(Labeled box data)
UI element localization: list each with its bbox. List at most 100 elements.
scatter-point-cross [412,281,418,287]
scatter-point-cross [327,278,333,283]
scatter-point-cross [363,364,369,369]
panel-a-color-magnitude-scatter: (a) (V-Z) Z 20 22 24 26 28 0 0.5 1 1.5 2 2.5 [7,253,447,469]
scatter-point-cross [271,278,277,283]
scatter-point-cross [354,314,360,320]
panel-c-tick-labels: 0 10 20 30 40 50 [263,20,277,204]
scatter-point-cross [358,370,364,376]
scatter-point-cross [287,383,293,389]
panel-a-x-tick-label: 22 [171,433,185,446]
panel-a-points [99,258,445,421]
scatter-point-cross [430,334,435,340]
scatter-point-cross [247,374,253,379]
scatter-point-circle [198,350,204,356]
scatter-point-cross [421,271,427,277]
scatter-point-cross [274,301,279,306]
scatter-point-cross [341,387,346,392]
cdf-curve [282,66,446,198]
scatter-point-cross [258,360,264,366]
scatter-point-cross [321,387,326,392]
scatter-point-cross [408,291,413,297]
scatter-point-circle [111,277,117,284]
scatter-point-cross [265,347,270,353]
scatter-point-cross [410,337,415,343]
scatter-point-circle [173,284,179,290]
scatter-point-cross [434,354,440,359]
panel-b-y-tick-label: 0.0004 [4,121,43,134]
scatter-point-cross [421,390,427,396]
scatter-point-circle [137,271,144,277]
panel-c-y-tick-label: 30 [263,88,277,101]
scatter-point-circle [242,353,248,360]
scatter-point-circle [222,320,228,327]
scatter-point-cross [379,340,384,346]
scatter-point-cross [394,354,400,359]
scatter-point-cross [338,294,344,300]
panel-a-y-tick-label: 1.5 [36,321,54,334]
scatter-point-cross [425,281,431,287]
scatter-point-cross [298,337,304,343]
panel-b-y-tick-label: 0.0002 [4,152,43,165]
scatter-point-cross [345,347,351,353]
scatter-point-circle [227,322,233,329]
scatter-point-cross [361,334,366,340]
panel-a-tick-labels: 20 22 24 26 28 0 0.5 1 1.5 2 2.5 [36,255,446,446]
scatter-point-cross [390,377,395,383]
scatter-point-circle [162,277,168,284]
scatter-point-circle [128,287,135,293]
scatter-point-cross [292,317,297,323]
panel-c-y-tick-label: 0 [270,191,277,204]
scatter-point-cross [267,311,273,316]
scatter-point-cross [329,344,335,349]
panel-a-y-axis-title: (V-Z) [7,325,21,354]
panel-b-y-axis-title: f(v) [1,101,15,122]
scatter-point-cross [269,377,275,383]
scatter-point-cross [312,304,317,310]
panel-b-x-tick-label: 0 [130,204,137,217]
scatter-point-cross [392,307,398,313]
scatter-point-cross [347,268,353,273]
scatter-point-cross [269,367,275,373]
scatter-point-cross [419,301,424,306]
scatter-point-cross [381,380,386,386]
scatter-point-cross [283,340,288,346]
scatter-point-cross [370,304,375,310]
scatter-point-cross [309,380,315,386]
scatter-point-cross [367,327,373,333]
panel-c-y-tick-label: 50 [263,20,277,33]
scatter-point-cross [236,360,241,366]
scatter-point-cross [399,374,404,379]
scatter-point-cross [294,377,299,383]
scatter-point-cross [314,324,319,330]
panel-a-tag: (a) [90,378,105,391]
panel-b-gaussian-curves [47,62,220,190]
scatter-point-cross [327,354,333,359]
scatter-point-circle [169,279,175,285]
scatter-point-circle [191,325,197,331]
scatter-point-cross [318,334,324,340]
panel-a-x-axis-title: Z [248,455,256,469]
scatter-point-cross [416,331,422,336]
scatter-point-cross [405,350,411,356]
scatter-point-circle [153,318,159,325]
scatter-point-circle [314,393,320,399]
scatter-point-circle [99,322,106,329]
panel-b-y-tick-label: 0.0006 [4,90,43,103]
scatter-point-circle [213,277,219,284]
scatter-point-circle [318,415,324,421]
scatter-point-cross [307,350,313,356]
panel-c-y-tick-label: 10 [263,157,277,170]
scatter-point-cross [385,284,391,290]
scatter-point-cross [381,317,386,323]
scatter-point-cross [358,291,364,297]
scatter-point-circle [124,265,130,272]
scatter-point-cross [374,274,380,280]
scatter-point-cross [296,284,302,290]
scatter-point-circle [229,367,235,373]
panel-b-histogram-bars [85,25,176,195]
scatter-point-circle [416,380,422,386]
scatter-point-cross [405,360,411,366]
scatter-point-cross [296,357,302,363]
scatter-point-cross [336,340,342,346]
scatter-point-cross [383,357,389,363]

> Aim
Lay out the data from the start through the line containing "panel-a-x-tick-label: 22 [171,433,185,446]" as a Markdown table with the columns Row and Entry, skipping any blank lines.

> Output below
| Row | Entry |
|---|---|
| 1 | UI element localization: list each with its bbox. List at most 100 elements. |
| 2 | scatter-point-cross [412,281,418,287] |
| 3 | scatter-point-cross [327,278,333,283] |
| 4 | scatter-point-cross [363,364,369,369] |
| 5 | panel-a-color-magnitude-scatter: (a) (V-Z) Z 20 22 24 26 28 0 0.5 1 1.5 2 2.5 [7,253,447,469] |
| 6 | scatter-point-cross [271,278,277,283] |
| 7 | scatter-point-cross [354,314,360,320] |
| 8 | panel-c-tick-labels: 0 10 20 30 40 50 [263,20,277,204] |
| 9 | scatter-point-cross [358,370,364,376] |
| 10 | scatter-point-cross [287,383,293,389] |
| 11 | panel-a-x-tick-label: 22 [171,433,185,446] |